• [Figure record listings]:
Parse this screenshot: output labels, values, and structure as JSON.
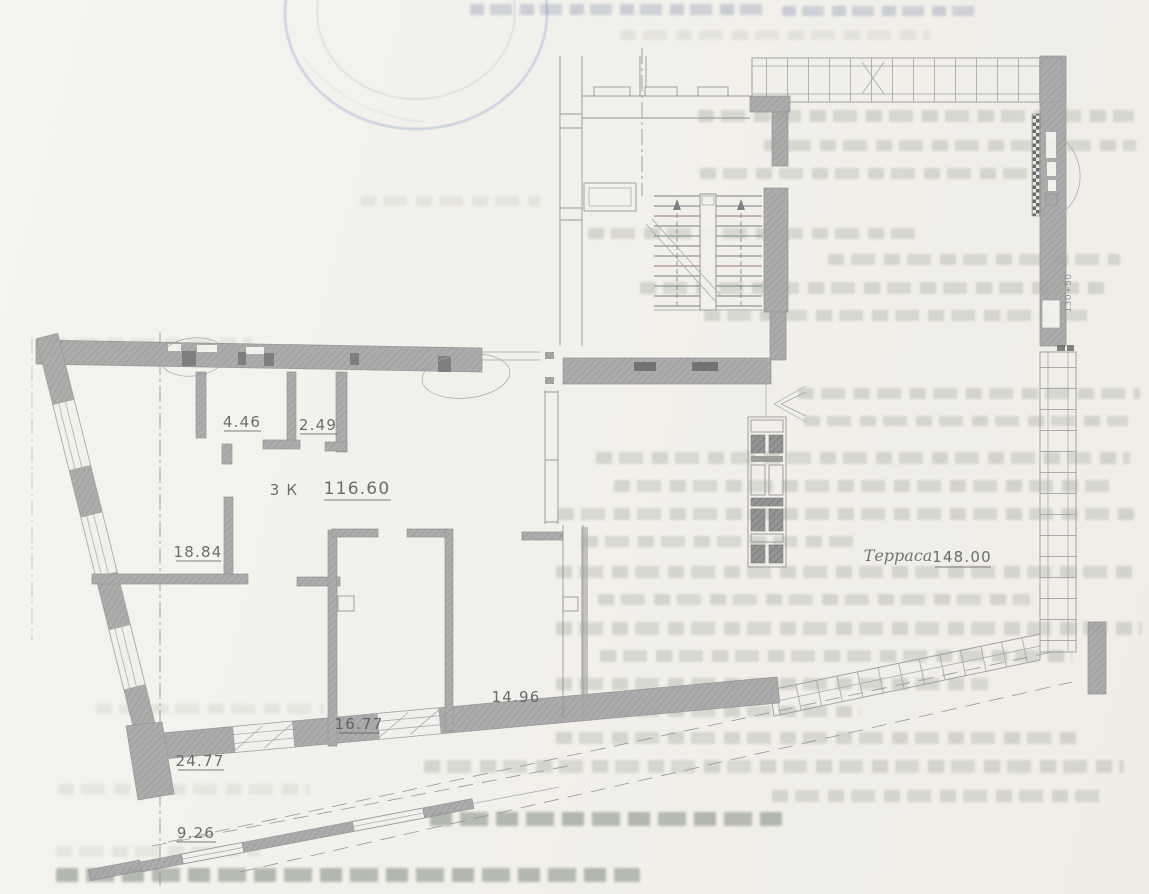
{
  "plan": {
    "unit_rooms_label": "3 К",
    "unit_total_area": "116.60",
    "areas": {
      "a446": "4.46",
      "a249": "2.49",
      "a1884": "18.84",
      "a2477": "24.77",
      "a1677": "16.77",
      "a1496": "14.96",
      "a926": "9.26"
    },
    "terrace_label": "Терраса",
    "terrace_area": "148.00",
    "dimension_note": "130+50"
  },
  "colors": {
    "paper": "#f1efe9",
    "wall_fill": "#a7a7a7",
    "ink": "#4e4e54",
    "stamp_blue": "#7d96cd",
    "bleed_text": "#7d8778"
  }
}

• [PROBLEM DETAILS]: Every entry above needs to be retyped exactly; drop the pictures.

• [SOLUTION BELOW]:
Parse this screenshot: output labels, values, and structure as JSON.
{
  "plan": {
    "unit_rooms_label": "3 К",
    "unit_total_area": "116.60",
    "areas": {
      "a446": "4.46",
      "a249": "2.49",
      "a1884": "18.84",
      "a2477": "24.77",
      "a1677": "16.77",
      "a1496": "14.96",
      "a926": "9.26"
    },
    "terrace_label": "Терраса",
    "terrace_area": "148.00",
    "dimension_note": "130+50"
  },
  "colors": {
    "paper": "#f1efe9",
    "wall_fill": "#a7a7a7",
    "ink": "#4e4e54",
    "stamp_blue": "#7d96cd",
    "bleed_text": "#7d8778"
  }
}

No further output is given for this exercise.